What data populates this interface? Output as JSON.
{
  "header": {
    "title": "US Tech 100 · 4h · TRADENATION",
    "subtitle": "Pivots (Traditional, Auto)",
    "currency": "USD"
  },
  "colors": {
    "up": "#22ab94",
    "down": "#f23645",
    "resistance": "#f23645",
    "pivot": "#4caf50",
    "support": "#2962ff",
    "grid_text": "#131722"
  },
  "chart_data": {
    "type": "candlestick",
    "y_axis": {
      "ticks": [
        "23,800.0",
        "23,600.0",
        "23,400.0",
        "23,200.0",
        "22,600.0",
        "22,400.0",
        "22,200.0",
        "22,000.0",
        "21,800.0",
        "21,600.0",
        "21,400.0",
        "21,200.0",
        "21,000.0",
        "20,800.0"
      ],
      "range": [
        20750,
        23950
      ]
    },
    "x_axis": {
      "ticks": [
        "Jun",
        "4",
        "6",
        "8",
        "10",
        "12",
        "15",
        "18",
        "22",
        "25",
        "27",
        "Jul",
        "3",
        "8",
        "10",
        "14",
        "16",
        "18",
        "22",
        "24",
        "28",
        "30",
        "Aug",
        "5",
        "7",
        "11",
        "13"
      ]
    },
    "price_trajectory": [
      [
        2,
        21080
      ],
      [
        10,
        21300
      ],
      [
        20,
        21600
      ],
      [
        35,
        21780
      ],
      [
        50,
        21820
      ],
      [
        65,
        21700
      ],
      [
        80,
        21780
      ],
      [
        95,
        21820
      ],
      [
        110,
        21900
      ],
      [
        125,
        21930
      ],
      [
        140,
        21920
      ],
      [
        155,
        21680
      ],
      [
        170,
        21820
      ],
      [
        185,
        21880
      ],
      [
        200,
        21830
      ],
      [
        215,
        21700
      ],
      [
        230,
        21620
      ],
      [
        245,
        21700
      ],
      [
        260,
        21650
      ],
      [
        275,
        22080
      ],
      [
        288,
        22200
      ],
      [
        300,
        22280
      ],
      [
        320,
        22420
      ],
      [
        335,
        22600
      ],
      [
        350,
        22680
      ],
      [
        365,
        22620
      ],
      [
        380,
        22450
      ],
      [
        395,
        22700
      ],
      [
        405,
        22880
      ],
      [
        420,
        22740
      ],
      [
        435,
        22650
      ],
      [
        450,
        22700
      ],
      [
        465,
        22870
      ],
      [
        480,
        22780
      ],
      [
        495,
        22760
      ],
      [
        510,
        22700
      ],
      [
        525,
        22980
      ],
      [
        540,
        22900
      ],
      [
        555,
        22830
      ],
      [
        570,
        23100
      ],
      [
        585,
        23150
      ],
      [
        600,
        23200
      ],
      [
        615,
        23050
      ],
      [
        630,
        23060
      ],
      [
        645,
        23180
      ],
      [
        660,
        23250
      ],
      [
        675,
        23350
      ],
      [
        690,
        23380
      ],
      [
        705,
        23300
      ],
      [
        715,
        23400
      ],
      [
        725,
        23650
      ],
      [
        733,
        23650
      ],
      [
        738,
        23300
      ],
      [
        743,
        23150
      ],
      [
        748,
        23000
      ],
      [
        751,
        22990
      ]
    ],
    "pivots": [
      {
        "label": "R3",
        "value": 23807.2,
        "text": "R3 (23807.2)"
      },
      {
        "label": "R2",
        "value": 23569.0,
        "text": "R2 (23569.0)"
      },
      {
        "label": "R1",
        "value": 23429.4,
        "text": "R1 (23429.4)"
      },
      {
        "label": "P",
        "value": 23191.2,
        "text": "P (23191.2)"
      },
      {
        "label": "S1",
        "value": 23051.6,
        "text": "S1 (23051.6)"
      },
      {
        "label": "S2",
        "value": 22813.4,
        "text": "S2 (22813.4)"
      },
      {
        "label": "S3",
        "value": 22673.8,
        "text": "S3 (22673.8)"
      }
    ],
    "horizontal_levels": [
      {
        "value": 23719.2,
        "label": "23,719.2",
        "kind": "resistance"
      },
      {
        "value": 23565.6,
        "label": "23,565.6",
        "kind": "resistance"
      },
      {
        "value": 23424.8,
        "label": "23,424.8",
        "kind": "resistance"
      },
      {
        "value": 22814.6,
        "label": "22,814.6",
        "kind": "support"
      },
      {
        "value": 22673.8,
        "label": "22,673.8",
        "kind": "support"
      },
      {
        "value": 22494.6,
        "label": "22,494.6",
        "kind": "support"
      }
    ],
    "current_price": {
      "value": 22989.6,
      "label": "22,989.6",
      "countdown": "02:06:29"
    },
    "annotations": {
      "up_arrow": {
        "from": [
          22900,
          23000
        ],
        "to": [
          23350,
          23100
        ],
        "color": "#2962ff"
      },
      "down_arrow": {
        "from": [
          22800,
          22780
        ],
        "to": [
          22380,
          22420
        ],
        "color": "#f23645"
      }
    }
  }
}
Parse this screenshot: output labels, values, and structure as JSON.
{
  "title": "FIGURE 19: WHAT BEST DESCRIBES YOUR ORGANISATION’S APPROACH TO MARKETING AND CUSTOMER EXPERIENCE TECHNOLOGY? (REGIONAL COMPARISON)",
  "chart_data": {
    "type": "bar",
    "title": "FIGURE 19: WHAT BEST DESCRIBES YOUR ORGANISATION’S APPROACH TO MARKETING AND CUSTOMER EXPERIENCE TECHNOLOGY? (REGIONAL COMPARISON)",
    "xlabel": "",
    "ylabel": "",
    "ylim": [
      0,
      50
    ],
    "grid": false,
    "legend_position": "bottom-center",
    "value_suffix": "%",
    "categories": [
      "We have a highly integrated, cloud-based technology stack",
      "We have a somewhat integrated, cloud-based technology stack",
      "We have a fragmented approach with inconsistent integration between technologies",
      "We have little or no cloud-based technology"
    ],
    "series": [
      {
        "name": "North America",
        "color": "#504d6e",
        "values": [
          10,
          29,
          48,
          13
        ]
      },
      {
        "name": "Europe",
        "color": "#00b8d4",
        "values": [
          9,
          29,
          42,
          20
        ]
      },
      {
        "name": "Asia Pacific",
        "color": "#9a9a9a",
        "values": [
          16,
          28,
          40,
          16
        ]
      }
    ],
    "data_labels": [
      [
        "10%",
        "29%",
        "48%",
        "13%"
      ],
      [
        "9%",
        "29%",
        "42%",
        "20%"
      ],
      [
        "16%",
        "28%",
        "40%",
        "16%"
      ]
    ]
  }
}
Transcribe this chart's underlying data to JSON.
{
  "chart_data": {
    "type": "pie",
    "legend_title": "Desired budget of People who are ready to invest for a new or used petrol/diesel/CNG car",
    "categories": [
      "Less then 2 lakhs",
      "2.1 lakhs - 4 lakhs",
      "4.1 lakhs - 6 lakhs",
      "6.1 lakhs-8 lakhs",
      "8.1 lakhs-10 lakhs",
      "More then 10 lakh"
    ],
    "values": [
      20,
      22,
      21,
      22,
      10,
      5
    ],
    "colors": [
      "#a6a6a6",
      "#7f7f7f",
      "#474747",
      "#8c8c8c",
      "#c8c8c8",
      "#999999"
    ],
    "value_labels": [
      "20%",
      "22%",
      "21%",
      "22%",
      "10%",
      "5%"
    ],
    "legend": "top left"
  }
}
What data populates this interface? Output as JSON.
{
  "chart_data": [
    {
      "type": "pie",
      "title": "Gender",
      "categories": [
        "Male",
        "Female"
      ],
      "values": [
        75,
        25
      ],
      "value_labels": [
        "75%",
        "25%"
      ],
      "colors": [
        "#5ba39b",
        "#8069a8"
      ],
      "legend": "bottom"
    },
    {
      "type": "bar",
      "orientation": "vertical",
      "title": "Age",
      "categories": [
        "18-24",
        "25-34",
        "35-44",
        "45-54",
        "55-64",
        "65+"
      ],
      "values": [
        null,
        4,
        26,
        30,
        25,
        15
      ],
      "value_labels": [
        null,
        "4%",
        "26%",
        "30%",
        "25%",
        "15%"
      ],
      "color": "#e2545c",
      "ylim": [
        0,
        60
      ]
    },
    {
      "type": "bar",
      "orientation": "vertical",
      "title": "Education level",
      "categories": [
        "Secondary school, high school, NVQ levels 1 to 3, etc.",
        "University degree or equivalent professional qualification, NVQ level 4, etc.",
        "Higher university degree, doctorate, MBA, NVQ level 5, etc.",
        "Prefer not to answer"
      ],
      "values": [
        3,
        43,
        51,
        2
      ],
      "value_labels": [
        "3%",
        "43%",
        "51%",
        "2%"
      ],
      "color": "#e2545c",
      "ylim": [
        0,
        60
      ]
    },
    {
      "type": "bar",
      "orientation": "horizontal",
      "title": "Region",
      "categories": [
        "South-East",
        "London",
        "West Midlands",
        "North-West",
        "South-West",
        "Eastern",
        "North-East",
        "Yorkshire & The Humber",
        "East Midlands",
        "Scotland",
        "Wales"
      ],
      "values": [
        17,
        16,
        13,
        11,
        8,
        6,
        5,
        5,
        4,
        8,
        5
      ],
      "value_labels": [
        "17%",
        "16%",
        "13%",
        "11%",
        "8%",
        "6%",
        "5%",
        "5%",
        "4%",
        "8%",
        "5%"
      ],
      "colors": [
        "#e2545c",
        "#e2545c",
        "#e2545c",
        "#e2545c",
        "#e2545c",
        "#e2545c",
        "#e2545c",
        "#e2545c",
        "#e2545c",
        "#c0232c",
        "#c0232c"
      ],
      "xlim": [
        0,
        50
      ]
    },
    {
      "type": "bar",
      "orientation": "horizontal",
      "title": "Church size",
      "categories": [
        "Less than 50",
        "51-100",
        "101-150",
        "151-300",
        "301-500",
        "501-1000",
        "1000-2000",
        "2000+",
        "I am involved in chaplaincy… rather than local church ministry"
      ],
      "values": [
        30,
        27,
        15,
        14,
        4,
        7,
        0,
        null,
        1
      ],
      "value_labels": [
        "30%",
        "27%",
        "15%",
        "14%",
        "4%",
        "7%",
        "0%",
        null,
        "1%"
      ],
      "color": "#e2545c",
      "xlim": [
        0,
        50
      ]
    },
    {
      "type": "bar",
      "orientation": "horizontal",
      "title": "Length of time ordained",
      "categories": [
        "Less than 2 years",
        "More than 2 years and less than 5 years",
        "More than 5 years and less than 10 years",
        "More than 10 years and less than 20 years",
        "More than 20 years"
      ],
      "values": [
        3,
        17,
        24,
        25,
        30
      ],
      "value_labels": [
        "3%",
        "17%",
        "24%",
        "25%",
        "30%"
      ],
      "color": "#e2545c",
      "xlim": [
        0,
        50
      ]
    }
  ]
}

━━━━━━━━━━━━━━━━━━━━━━━━━━━━━━

TASK DIRECTIONS: Locate the word "have" in the data above. Copy every line carrying it.

RESULT OF THE TASK:
      "We have a highly integrated, cloud-based technology stack",
      "We have a somewhat integrated, cloud-based technology stack",
      "We have a fragmented approach with inconsistent integration between technologies",
      "We have little or no cloud-based technology"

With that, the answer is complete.